[THE EXERCISE] Your task is to repeat the entries underneath exactly, minus the pictures.

[PROVIDED MATERIAL]
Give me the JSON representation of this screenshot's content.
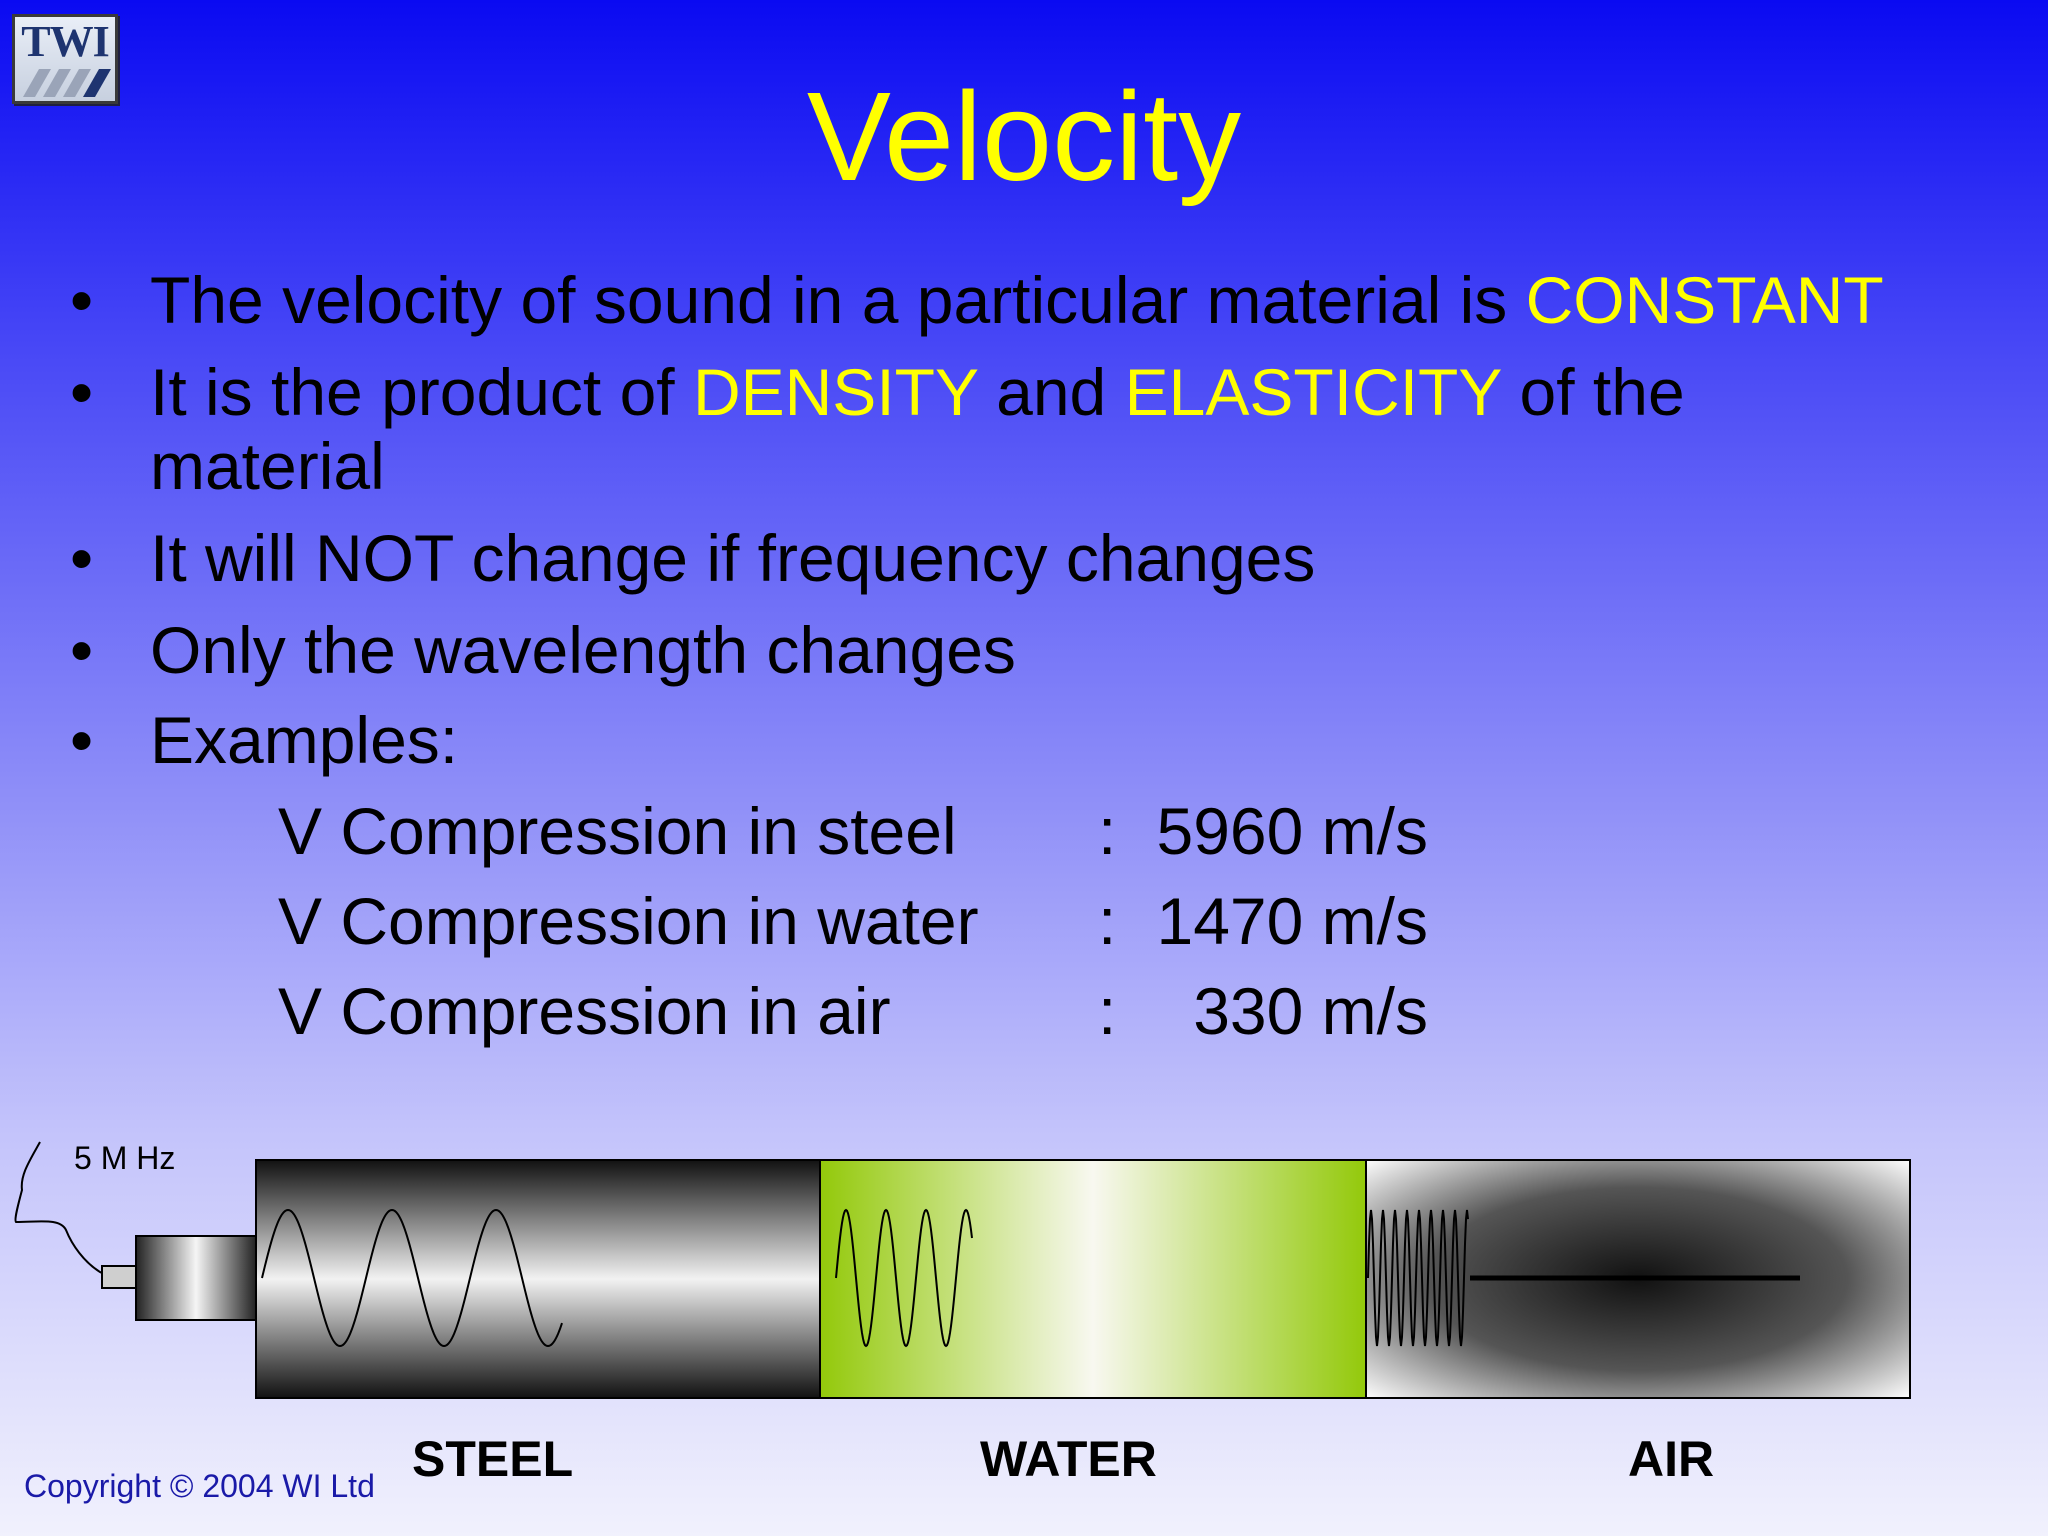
{
  "logo": {
    "text": "TWI"
  },
  "title": "Velocity",
  "bullets": [
    {
      "parts": [
        {
          "text": "The velocity of sound in a particular material is ",
          "hl": false
        },
        {
          "text": "CONSTANT",
          "hl": true
        }
      ]
    },
    {
      "parts": [
        {
          "text": "It is the product of ",
          "hl": false
        },
        {
          "text": "DENSITY",
          "hl": true
        },
        {
          "text": " and ",
          "hl": false
        },
        {
          "text": "ELASTICITY",
          "hl": true
        },
        {
          "text": " of the",
          "hl": false
        }
      ],
      "continuation": "material"
    },
    {
      "parts": [
        {
          "text": "It will NOT change if frequency changes",
          "hl": false
        }
      ]
    },
    {
      "parts": [
        {
          "text": "Only the wavelength changes",
          "hl": false
        }
      ]
    },
    {
      "parts": [
        {
          "text": "Examples:",
          "hl": false
        }
      ]
    }
  ],
  "bullet_char": "•",
  "examples": [
    {
      "label": "V Compression in steel",
      "colon": ":",
      "value": "5960 m/s"
    },
    {
      "label": "V Compression in water",
      "colon": ":",
      "value": "1470 m/s"
    },
    {
      "label": "V Compression in air",
      "colon": ":",
      "value": "330 m/s"
    }
  ],
  "diagram": {
    "frequency_label": "5 M Hz",
    "materials": [
      "STEEL",
      "WATER",
      "AIR"
    ],
    "colors": {
      "steel_dark": "#1a1a1a",
      "steel_light": "#f0f0f0",
      "water_green": "#99cc00",
      "water_light": "#f7f7f0",
      "air_dark": "#202020",
      "air_light": "#f5f5f5"
    }
  },
  "copyright": "Copyright © 2004 WI Ltd"
}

[WRITTEN RESPONSE]
Give me the JSON representation of this screenshot's content.
{
  "logo": {
    "text": "TWI"
  },
  "title": "Velocity",
  "bullets": [
    {
      "parts": [
        {
          "text": "The velocity of sound in a particular material is ",
          "hl": false
        },
        {
          "text": "CONSTANT",
          "hl": true
        }
      ]
    },
    {
      "parts": [
        {
          "text": "It is the product of ",
          "hl": false
        },
        {
          "text": "DENSITY",
          "hl": true
        },
        {
          "text": " and ",
          "hl": false
        },
        {
          "text": "ELASTICITY",
          "hl": true
        },
        {
          "text": " of the",
          "hl": false
        }
      ],
      "continuation": "material"
    },
    {
      "parts": [
        {
          "text": "It will NOT change if frequency changes",
          "hl": false
        }
      ]
    },
    {
      "parts": [
        {
          "text": "Only the wavelength changes",
          "hl": false
        }
      ]
    },
    {
      "parts": [
        {
          "text": "Examples:",
          "hl": false
        }
      ]
    }
  ],
  "bullet_char": "•",
  "examples": [
    {
      "label": "V Compression in steel",
      "colon": ":",
      "value": "5960 m/s"
    },
    {
      "label": "V Compression in water",
      "colon": ":",
      "value": "1470 m/s"
    },
    {
      "label": "V Compression in air",
      "colon": ":",
      "value": "330 m/s"
    }
  ],
  "diagram": {
    "frequency_label": "5 M Hz",
    "materials": [
      "STEEL",
      "WATER",
      "AIR"
    ],
    "colors": {
      "steel_dark": "#1a1a1a",
      "steel_light": "#f0f0f0",
      "water_green": "#99cc00",
      "water_light": "#f7f7f0",
      "air_dark": "#202020",
      "air_light": "#f5f5f5"
    }
  },
  "copyright": "Copyright © 2004 WI Ltd"
}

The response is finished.